** AIM OF THE TASK **
Could you output each line of the data that follows exactly?

** TASK DATA **
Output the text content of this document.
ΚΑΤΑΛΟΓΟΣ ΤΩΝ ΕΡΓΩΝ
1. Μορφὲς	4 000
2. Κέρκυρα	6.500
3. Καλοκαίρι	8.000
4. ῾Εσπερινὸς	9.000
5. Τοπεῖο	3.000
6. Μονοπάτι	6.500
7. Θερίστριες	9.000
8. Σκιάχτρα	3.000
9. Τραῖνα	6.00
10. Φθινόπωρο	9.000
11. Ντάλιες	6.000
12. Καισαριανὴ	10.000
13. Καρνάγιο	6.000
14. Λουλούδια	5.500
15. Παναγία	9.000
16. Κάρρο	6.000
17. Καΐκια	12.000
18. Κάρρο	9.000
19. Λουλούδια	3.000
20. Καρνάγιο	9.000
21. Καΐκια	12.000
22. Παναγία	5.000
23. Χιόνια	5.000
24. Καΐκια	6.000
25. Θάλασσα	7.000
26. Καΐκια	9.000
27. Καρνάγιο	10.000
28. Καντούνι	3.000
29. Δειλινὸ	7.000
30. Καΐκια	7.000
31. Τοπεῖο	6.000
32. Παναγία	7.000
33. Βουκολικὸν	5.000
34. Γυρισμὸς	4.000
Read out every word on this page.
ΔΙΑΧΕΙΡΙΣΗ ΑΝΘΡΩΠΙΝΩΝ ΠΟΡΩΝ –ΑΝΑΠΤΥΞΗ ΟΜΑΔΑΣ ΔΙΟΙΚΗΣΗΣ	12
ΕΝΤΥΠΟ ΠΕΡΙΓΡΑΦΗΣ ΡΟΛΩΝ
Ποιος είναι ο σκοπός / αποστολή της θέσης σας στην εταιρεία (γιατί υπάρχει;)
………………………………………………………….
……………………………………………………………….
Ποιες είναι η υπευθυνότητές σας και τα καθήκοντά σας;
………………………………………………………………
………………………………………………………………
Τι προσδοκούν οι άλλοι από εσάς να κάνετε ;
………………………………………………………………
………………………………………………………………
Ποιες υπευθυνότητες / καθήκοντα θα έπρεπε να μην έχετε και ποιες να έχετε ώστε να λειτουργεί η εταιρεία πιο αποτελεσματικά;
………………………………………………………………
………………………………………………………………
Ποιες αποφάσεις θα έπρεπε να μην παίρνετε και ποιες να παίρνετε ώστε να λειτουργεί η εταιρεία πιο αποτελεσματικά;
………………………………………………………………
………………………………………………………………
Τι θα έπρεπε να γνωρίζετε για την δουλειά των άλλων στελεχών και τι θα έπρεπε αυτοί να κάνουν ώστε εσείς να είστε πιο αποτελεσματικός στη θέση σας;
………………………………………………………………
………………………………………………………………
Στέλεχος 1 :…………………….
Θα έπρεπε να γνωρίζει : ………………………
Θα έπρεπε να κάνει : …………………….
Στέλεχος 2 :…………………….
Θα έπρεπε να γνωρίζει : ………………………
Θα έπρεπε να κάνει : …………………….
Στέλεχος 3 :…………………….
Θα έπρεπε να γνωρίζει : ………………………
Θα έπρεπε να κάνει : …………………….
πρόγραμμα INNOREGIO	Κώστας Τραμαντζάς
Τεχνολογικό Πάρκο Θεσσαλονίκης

** ANSWER TO THE PROBLEM **
Output the text content of this document.
ΚΑΤΑΛΟΓΟΣ ΤΩΝ ΕΡΓΩΝ
1. Μορφὲς	4 000
2. Κέρκυρα	6.500
3. Καλοκαίρι	8.000
4. ῾Εσπερινὸς	9.000
5. Τοπεῖο	3.000
6. Μονοπάτι	6.500
7. Θερίστριες	9.000
8. Σκιάχτρα	3.000
9. Τραῖνα	6.00
10. Φθινόπωρο	9.000
11. Ντάλιες	6.000
12. Καισαριανὴ	10.000
13. Καρνάγιο	6.000
14. Λουλούδια	5.500
15. Παναγία	9.000
16. Κάρρο	6.000
17. Καΐκια	12.000
18. Κάρρο	9.000
19. Λουλούδια	3.000
20. Καρνάγιο	9.000
21. Καΐκια	12.000
22. Παναγία	5.000
23. Χιόνια	5.000
24. Καΐκια	6.000
25. Θάλασσα	7.000
26. Καΐκια	9.000
27. Καρνάγιο	10.000
28. Καντούνι	3.000
29. Δειλινὸ	7.000
30. Καΐκια	7.000
31. Τοπεῖο	6.000
32. Παναγία	7.000
33. Βουκολικὸν	5.000
34. Γυρισμὸς	4.000
Read out every word on this page.
ΔΙΑΧΕΙΡΙΣΗ ΑΝΘΡΩΠΙΝΩΝ ΠΟΡΩΝ –ΑΝΑΠΤΥΞΗ ΟΜΑΔΑΣ ΔΙΟΙΚΗΣΗΣ	12
ΕΝΤΥΠΟ ΠΕΡΙΓΡΑΦΗΣ ΡΟΛΩΝ
Ποιος είναι ο σκοπός / αποστολή της θέσης σας στην εταιρεία (γιατί υπάρχει;)
………………………………………………………….
……………………………………………………………….
Ποιες είναι η υπευθυνότητές σας και τα καθήκοντά σας;
………………………………………………………………
………………………………………………………………
Τι προσδοκούν οι άλλοι από εσάς να κάνετε ;
………………………………………………………………
………………………………………………………………
Ποιες υπευθυνότητες / καθήκοντα θα έπρεπε να μην έχετε και ποιες να έχετε ώστε να λειτουργεί η εταιρεία πιο αποτελεσματικά;
………………………………………………………………
………………………………………………………………
Ποιες αποφάσεις θα έπρεπε να μην παίρνετε και ποιες να παίρνετε ώστε να λειτουργεί η εταιρεία πιο αποτελεσματικά;
………………………………………………………………
………………………………………………………………
Τι θα έπρεπε να γνωρίζετε για την δουλειά των άλλων στελεχών και τι θα έπρεπε αυτοί να κάνουν ώστε εσείς να είστε πιο αποτελεσματικός στη θέση σας;
………………………………………………………………
………………………………………………………………
Στέλεχος 1 :…………………….
Θα έπρεπε να γνωρίζει : ………………………
Θα έπρεπε να κάνει : …………………….
Στέλεχος 2 :…………………….
Θα έπρεπε να γνωρίζει : ………………………
Θα έπρεπε να κάνει : …………………….
Στέλεχος 3 :…………………….
Θα έπρεπε να γνωρίζει : ………………………
Θα έπρεπε να κάνει : …………………….
πρόγραμμα INNOREGIO	Κώστας Τραμαντζάς
Τεχνολογικό Πάρκο Θεσσαλονίκης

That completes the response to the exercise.